■ **Work to complete**
Copy out the entries below in full and exactly.

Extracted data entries
----------

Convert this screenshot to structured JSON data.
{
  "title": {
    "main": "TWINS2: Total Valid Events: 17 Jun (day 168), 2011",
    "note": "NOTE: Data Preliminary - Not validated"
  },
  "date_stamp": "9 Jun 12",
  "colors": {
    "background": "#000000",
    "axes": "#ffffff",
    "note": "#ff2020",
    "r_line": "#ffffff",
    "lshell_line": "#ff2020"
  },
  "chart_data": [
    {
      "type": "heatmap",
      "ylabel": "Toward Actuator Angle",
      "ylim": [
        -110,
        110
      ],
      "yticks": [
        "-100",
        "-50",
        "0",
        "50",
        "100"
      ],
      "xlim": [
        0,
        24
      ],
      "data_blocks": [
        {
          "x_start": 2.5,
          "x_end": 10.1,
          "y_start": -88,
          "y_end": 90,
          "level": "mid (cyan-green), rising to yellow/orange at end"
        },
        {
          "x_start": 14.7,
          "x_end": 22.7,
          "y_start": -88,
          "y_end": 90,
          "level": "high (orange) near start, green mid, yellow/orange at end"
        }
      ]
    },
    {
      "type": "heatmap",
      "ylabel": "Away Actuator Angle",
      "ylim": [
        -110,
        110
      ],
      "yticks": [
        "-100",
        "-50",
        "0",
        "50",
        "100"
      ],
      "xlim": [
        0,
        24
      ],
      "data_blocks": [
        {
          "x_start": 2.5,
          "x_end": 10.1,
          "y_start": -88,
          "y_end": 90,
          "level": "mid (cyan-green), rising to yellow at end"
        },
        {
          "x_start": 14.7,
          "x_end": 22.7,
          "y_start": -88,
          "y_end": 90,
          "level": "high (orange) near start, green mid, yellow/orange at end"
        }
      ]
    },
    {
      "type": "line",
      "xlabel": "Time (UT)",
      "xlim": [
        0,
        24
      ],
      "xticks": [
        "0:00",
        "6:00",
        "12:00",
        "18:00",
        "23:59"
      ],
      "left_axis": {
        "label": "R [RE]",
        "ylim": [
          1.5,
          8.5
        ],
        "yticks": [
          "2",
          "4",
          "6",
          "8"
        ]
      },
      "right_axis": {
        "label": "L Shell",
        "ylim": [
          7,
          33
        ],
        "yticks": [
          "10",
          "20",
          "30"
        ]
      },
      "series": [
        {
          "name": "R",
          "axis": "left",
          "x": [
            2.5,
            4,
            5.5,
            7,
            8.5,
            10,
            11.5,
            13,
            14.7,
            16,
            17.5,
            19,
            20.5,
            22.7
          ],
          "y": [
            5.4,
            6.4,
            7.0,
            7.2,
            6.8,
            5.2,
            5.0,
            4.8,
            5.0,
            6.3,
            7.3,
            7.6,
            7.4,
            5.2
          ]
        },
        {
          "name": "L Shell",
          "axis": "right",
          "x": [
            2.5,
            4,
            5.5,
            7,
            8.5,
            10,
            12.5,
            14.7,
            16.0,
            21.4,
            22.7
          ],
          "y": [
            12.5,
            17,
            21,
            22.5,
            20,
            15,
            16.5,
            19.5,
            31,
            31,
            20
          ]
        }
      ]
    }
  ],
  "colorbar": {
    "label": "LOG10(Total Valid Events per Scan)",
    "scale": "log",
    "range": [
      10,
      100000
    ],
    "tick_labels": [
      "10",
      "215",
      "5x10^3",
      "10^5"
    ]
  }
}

----------

■ **Result of the task**
Convert this screenshot to structured JSON data.
{
  "title": {
    "main": "TWINS2: Total Valid Events: 17 Jun (day 168), 2011",
    "note": "NOTE: Data Preliminary - Not validated"
  },
  "date_stamp": "9 Jun 12",
  "colors": {
    "background": "#000000",
    "axes": "#ffffff",
    "note": "#ff2020",
    "r_line": "#ffffff",
    "lshell_line": "#ff2020"
  },
  "chart_data": [
    {
      "type": "heatmap",
      "ylabel": "Toward Actuator Angle",
      "ylim": [
        -110,
        110
      ],
      "yticks": [
        "-100",
        "-50",
        "0",
        "50",
        "100"
      ],
      "xlim": [
        0,
        24
      ],
      "data_blocks": [
        {
          "x_start": 2.5,
          "x_end": 10.1,
          "y_start": -88,
          "y_end": 90,
          "level": "mid (cyan-green), rising to yellow/orange at end"
        },
        {
          "x_start": 14.7,
          "x_end": 22.7,
          "y_start": -88,
          "y_end": 90,
          "level": "high (orange) near start, green mid, yellow/orange at end"
        }
      ]
    },
    {
      "type": "heatmap",
      "ylabel": "Away Actuator Angle",
      "ylim": [
        -110,
        110
      ],
      "yticks": [
        "-100",
        "-50",
        "0",
        "50",
        "100"
      ],
      "xlim": [
        0,
        24
      ],
      "data_blocks": [
        {
          "x_start": 2.5,
          "x_end": 10.1,
          "y_start": -88,
          "y_end": 90,
          "level": "mid (cyan-green), rising to yellow at end"
        },
        {
          "x_start": 14.7,
          "x_end": 22.7,
          "y_start": -88,
          "y_end": 90,
          "level": "high (orange) near start, green mid, yellow/orange at end"
        }
      ]
    },
    {
      "type": "line",
      "xlabel": "Time (UT)",
      "xlim": [
        0,
        24
      ],
      "xticks": [
        "0:00",
        "6:00",
        "12:00",
        "18:00",
        "23:59"
      ],
      "left_axis": {
        "label": "R [RE]",
        "ylim": [
          1.5,
          8.5
        ],
        "yticks": [
          "2",
          "4",
          "6",
          "8"
        ]
      },
      "right_axis": {
        "label": "L Shell",
        "ylim": [
          7,
          33
        ],
        "yticks": [
          "10",
          "20",
          "30"
        ]
      },
      "series": [
        {
          "name": "R",
          "axis": "left",
          "x": [
            2.5,
            4,
            5.5,
            7,
            8.5,
            10,
            11.5,
            13,
            14.7,
            16,
            17.5,
            19,
            20.5,
            22.7
          ],
          "y": [
            5.4,
            6.4,
            7.0,
            7.2,
            6.8,
            5.2,
            5.0,
            4.8,
            5.0,
            6.3,
            7.3,
            7.6,
            7.4,
            5.2
          ]
        },
        {
          "name": "L Shell",
          "axis": "right",
          "x": [
            2.5,
            4,
            5.5,
            7,
            8.5,
            10,
            12.5,
            14.7,
            16.0,
            21.4,
            22.7
          ],
          "y": [
            12.5,
            17,
            21,
            22.5,
            20,
            15,
            16.5,
            19.5,
            31,
            31,
            20
          ]
        }
      ]
    }
  ],
  "colorbar": {
    "label": "LOG10(Total Valid Events per Scan)",
    "scale": "log",
    "range": [
      10,
      100000
    ],
    "tick_labels": [
      "10",
      "215",
      "5x10^3",
      "10^5"
    ]
  }
}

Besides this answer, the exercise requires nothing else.